Directive: Copy every line in the records below that contains the word "того".

Data for this task:
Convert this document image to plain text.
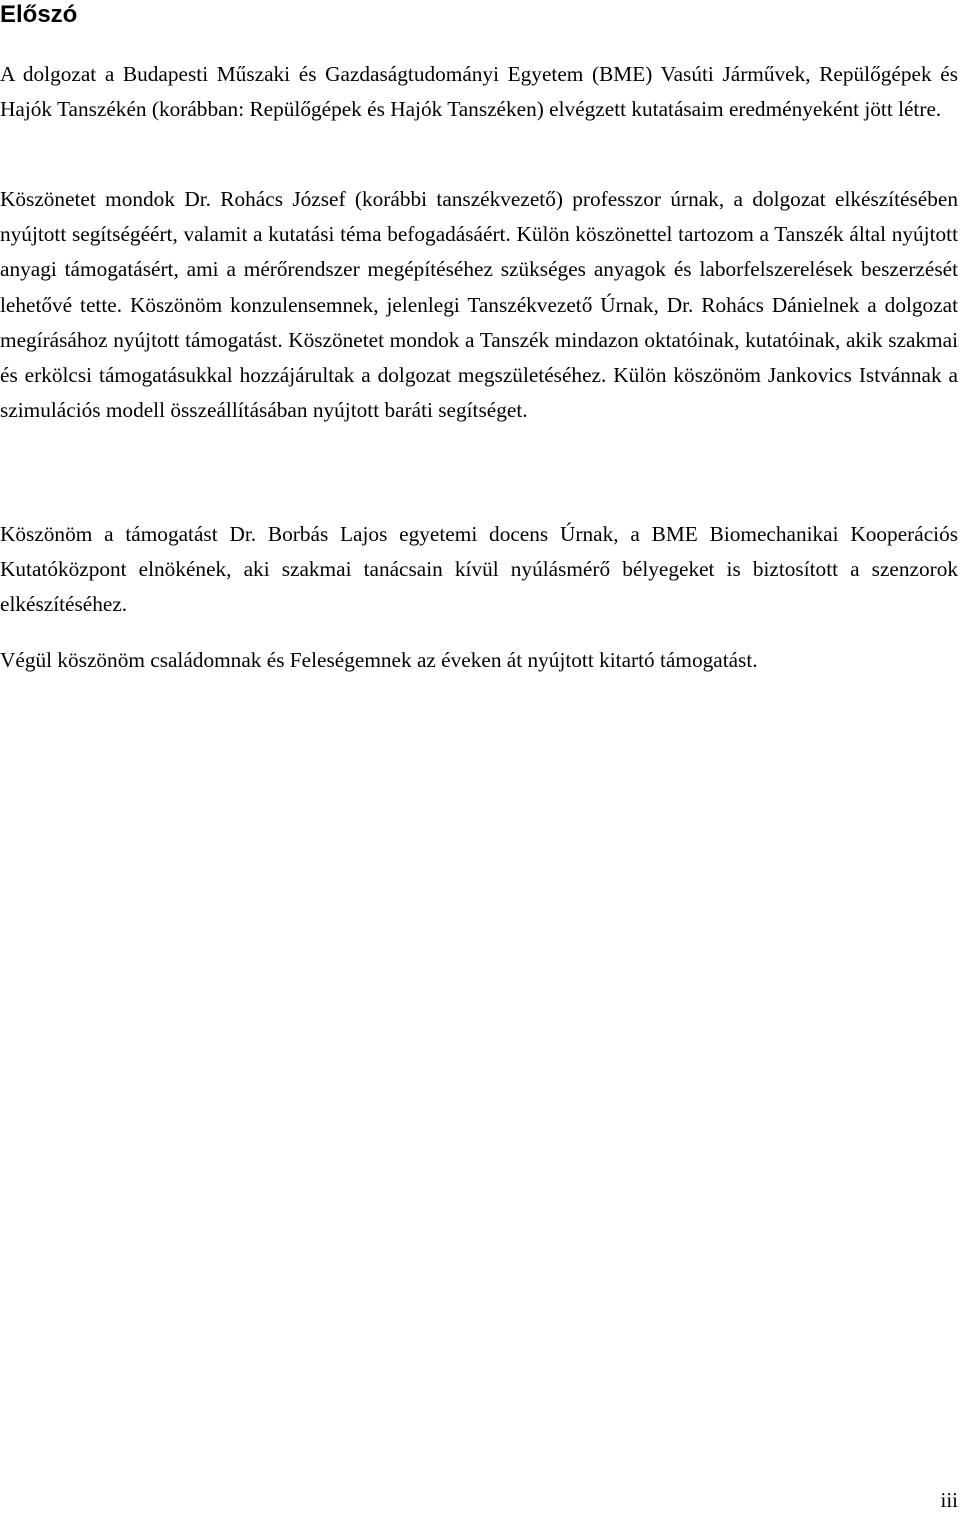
Előszó

A dolgozat a Budapesti Műszaki és Gazdaságtudományi Egyetem (BME) Vasúti Járművek, Repülőgépek és Hajók Tanszékén (korábban: Repülőgépek és Hajók Tanszéken) elvégzett kutatásaim eredményeként jött létre.

Köszönetet mondok Dr. Rohács József (korábbi tanszékvezető) professzor úrnak, a dolgozat elkészítésében nyújtott segítségéért, valamit a kutatási téma befogadásáért. Külön köszönettel tartozom a Tanszék által nyújtott anyagi támogatásért, ami a mérőrendszer megépítéséhez szükséges anyagok és laborfelszerelések beszerzését lehetővé tette. Köszönöm konzulensemnek, jelenlegi Tanszékvezető Úrnak, Dr. Rohács Dánielnek a dolgozat megírásához nyújtott támogatást. Köszönetet mondok a Tanszék mindazon oktatóinak, kutatóinak, akik szakmai és erkölcsi támogatásukkal hozzájárultak a dolgozat megszületéséhez. Külön köszönöm Jankovics Istvánnak a szimulációs modell összeállításában nyújtott baráti segítséget.

Köszönöm a támogatást Dr. Borbás Lajos egyetemi docens Úrnak, a BME Biomechanikai Kooperációs Kutatóközpont elnökének, aki szakmai tanácsain kívül nyúlásmérő bélyegeket is biztosított a szenzorok elkészítéséhez.

Végül köszönöm családomnak és Feleségemnek az éveken át nyújtott kitartó támogatást.

iii
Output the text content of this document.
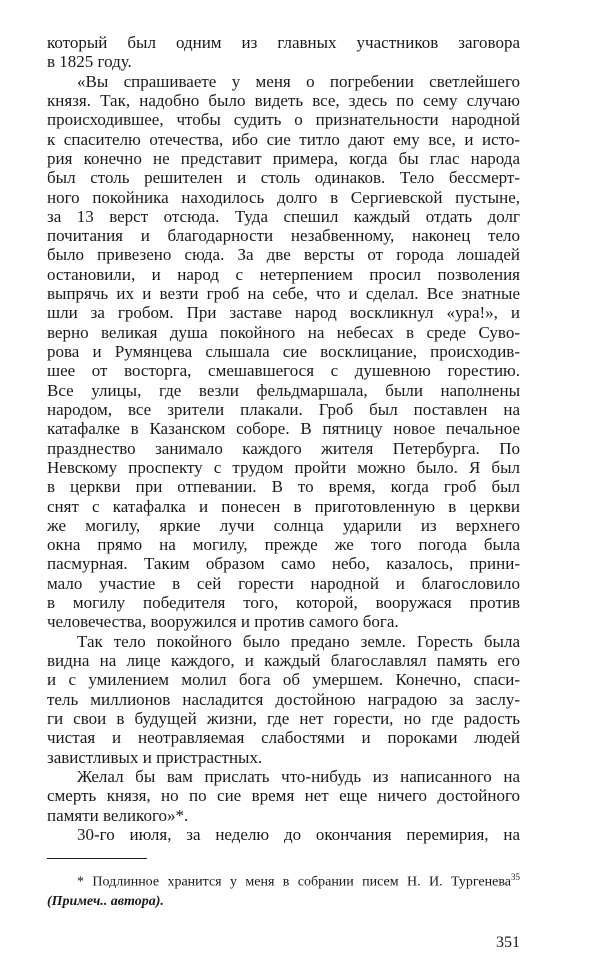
который был одним из главных участников заговора
в 1825 году.
«Вы спрашиваете у меня о погребении светлейшего
князя. Так, надобно было видеть все, здесь по сему случаю
происходившее, чтобы судить о признательности народной
к спасителю отечества, ибо сие титло дают ему все, и исто-
рия конечно не представит примера, когда бы глас народа
был столь решителен и столь одинаков. Тело бессмерт-
ного покойника находилось долго в Сергиевской пустыне,
за 13 верст отсюда. Туда спешил каждый отдать долг
почитания и благодарности незабвенному, наконец тело
было привезено сюда. За две версты от города лошадей
остановили, и народ с нетерпением просил позволения
выпрячь их и везти гроб на себе, что и сделал. Все знатные
шли за гробом. При заставе народ воскликнул «ура!», и
верно великая душа покойного на небесах в среде Суво-
рова и Румянцева слышала сие восклицание, происходив-
шее от восторга, смешавшегося с душевною горестию.
Все улицы, где везли фельдмаршала, были наполнены
народом, все зрители плакали. Гроб был поставлен на
катафалке в Казанском соборе. В пятницу новое печальное
празднество занимало каждого жителя Петербурга. По
Невскому проспекту с трудом пройти можно было. Я был
в церкви при отпевании. В то время, когда гроб был
снят с катафалка и понесен в приготовленную в церкви
же могилу, яркие лучи солнца ударили из верхнего
окна прямо на могилу, прежде же того погода была
пасмурная. Таким образом само небо, казалось, прини-
мало участие в сей горести народной и благословило
в могилу победителя того, которой, вооружася против
человечества, вооружился и против самого бога.
Так тело покойного было предано земле. Горесть была
видна на лице каждого, и каждый благославлял память его
и с умилением молил бога об умершем. Конечно, спаси-
тель миллионов насладится достойною наградою за заслу-
ги свои в будущей жизни, где нет горести, но где радость
чистая и неотравляемая слабостями и пороками людей
завистливых и пристрастных.
Желал бы вам прислать что-нибудь из написанного на
смерть князя, но по сие время нет еще ничего достойного
памяти великого»*.
30-го июля, за неделю до окончания перемирия, на
* Подлинное хранится у меня в собрании писем Н. И. Тургенева$^{35}$
(Примеч.. автора).
351
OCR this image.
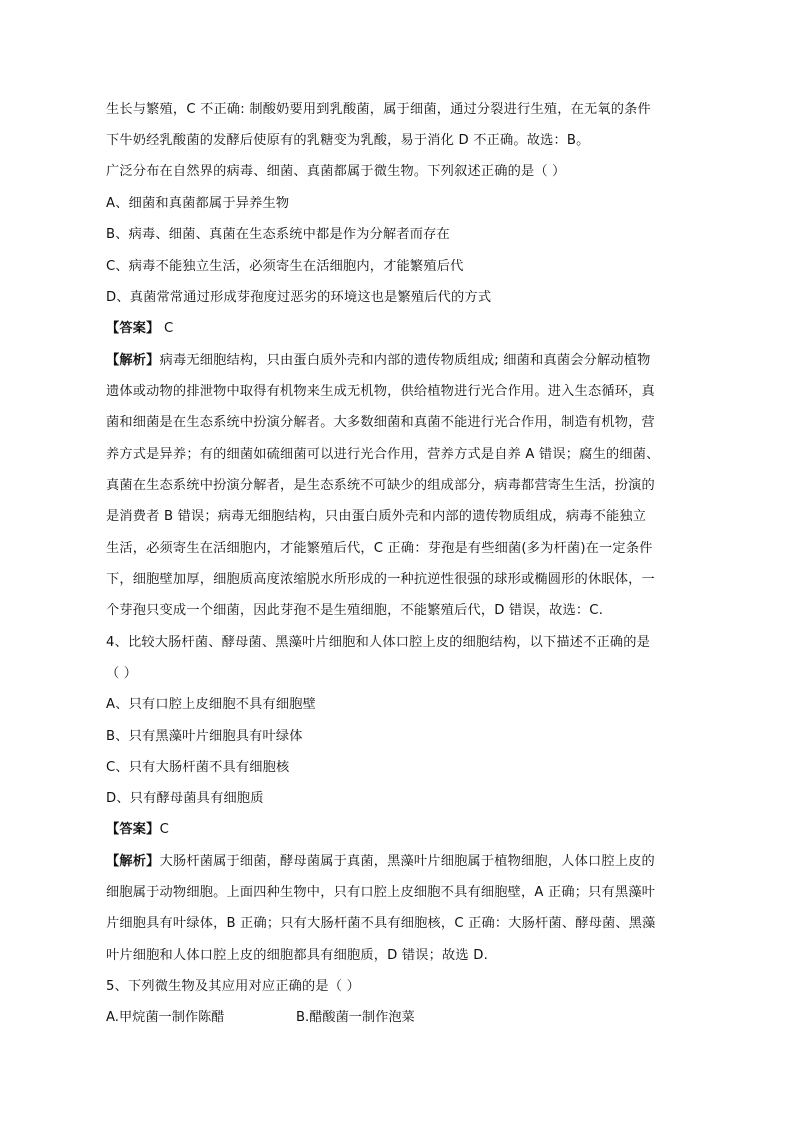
生长与繁殖，C 不正确: 制酸奶要用到乳酸菌，属于细菌，通过分裂进行生殖，在无氧的条件
下牛奶经乳酸菌的发酵后使原有的乳糖变为乳酸，易于消化 D 不正确。故选：B。
广泛分布在自然界的病毒、细菌、真菌都属于微生物。下列叙述正确的是（ ）
A、细菌和真菌都属于异养生物
B、病毒、细菌、真菌在生态系统中都是作为分解者而存在
C、病毒不能独立生活，必须寄生在活细胞内，才能繁殖后代
D、真菌常常通过形成芽孢度过恶劣的环境这也是繁殖后代的方式
【答案】 C
【解析】病毒无细胞结构，只由蛋白质外壳和内部的遗传物质组成; 细菌和真菌会分解动植物
遗体或动物的排泄物中取得有机物来生成无机物，供给植物进行光合作用。进入生态循环，真
菌和细菌是在生态系统中扮演分解者。大多数细菌和真菌不能进行光合作用，制造有机物，营
养方式是异养；有的细菌如硫细菌可以进行光合作用，营养方式是自养 A 错误；腐生的细菌、
真菌在生态系统中扮演分解者，是生态系统不可缺少的组成部分，病毒都营寄生生活，扮演的
是消费者 B 错误；病毒无细胞结构，只由蛋白质外壳和内部的遗传物质组成，病毒不能独立
生活，必须寄生在活细胞内，才能繁殖后代，C 正确：芽孢是有些细菌(多为杆菌)在一定条件
下，细胞壁加厚，细胞质高度浓缩脱水所形成的一种抗逆性很强的球形或椭圆形的休眠体，一
个芽孢只变成一个细菌，因此芽孢不是生殖细胞，不能繁殖后代，D 错误，故选：C.
4、比较大肠杆菌、酵母菌、黑藻叶片细胞和人体口腔上皮的细胞结构，以下描述不正确的是
（ ）
A、只有口腔上皮细胞不具有细胞壁
B、只有黑藻叶片细胞具有叶绿体
C、只有大肠杆菌不具有细胞核
D、只有酵母菌具有细胞质
【答案】C
【解析】大肠杆菌属于细菌，酵母菌属于真菌，黑藻叶片细胞属于植物细胞，人体口腔上皮的
细胞属于动物细胞。上面四种生物中，只有口腔上皮细胞不具有细胞壁，A 正确；只有黑藻叶
片细胞具有叶绿体，B 正确；只有大肠杆菌不具有细胞核，C 正确：大肠杆菌、酵母菌、黑藻
叶片细胞和人体口腔上皮的细胞都具有细胞质，D 错误；故选 D.
5、下列微生物及其应用对应正确的是（ ）
A.甲烷菌一制作陈醋	B.醋酸菌一制作泡菜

Exercise answer:
окна прямо на могилу, прежде же того погода была
в могилу победителя того, которой, вооружася против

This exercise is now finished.